### PROVIDED MATERIAL
-=-=-

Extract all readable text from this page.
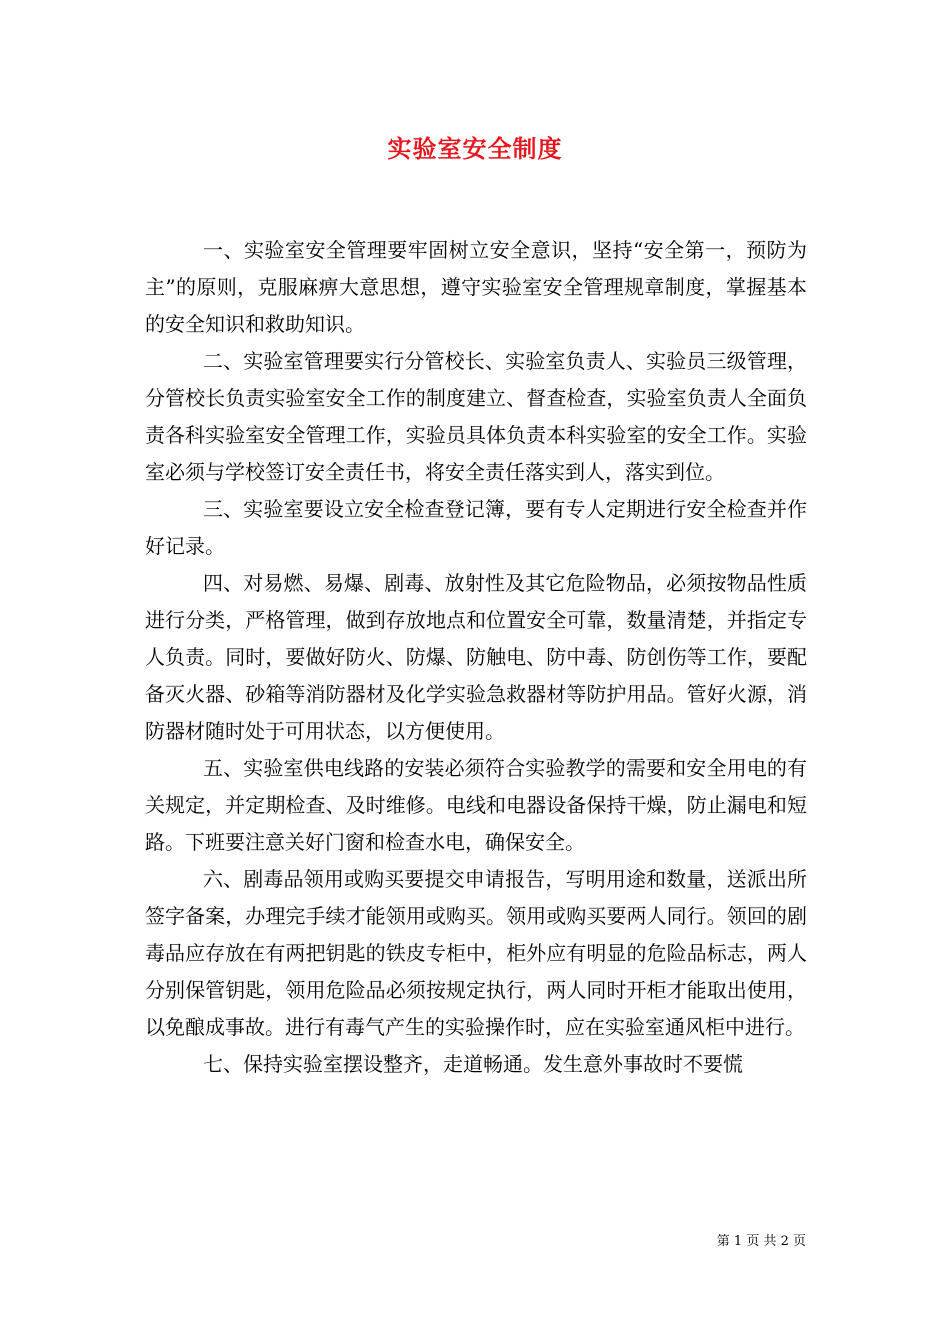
实验室安全制度

一、实验室安全管理要牢固树立安全意识，坚持“安全第一，预防为主”的原则，克服麻痹大意思想，遵守实验室安全管理规章制度，掌握基本的安全知识和救助知识。

二、实验室管理要实行分管校长、实验室负责人、实验员三级管理，分管校长负责实验室安全工作的制度建立、督查检查，实验室负责人全面负责各科实验室安全管理工作，实验员具体负责本科实验室的安全工作。实验室必须与学校签订安全责任书，将安全责任落实到人，落实到位。

三、实验室要设立安全检查登记簿，要有专人定期进行安全检查并作好记录。

四、对易燃、易爆、剧毒、放射性及其它危险物品，必须按物品性质进行分类，严格管理，做到存放地点和位置安全可靠，数量清楚，并指定专人负责。同时，要做好防火、防爆、防触电、防中毒、防创伤等工作，要配备灭火器、砂箱等消防器材及化学实验急救器材等防护用品。管好火源，消防器材随时处于可用状态，以方便使用。

五、实验室供电线路的安装必须符合实验教学的需要和安全用电的有关规定，并定期检查、及时维修。电线和电器设备保持干燥，防止漏电和短路。下班要注意关好门窗和检查水电，确保安全。

六、剧毒品领用或购买要提交申请报告，写明用途和数量，送派出所签字备案，办理完手续才能领用或购买。领用或购买要两人同行。领回的剧毒品应存放在有两把钥匙的铁皮专柜中，柜外应有明显的危险品标志，两人分别保管钥匙，领用危险品必须按规定执行，两人同时开柜才能取出使用，以免酿成事故。进行有毒气产生的实验操作时，应在实验室通风柜中进行。

七、保持实验室摆设整齐，走道畅通。发生意外事故时不要慌

第 1 页 共 2 页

-=-=-

### EXERCISE DESCRIPTION
Retype the listing exactly. Pictures do not belong in the copy.

### RESPONSE
Extract all readable text from this page.
实验室安全制度

一、实验室安全管理要牢固树立安全意识，坚持“安全第一，预防为主”的原则，克服麻痹大意思想，遵守实验室安全管理规章制度，掌握基本的安全知识和救助知识。

二、实验室管理要实行分管校长、实验室负责人、实验员三级管理，分管校长负责实验室安全工作的制度建立、督查检查，实验室负责人全面负责各科实验室安全管理工作，实验员具体负责本科实验室的安全工作。实验室必须与学校签订安全责任书，将安全责任落实到人，落实到位。

三、实验室要设立安全检查登记簿，要有专人定期进行安全检查并作好记录。

四、对易燃、易爆、剧毒、放射性及其它危险物品，必须按物品性质进行分类，严格管理，做到存放地点和位置安全可靠，数量清楚，并指定专人负责。同时，要做好防火、防爆、防触电、防中毒、防创伤等工作，要配备灭火器、砂箱等消防器材及化学实验急救器材等防护用品。管好火源，消防器材随时处于可用状态，以方便使用。

五、实验室供电线路的安装必须符合实验教学的需要和安全用电的有关规定，并定期检查、及时维修。电线和电器设备保持干燥，防止漏电和短路。下班要注意关好门窗和检查水电，确保安全。

六、剧毒品领用或购买要提交申请报告，写明用途和数量，送派出所签字备案，办理完手续才能领用或购买。领用或购买要两人同行。领回的剧毒品应存放在有两把钥匙的铁皮专柜中，柜外应有明显的危险品标志，两人分别保管钥匙，领用危险品必须按规定执行，两人同时开柜才能取出使用，以免酿成事故。进行有毒气产生的实验操作时，应在实验室通风柜中进行。

七、保持实验室摆设整齐，走道畅通。发生意外事故时不要慌

第 1 页 共 2 页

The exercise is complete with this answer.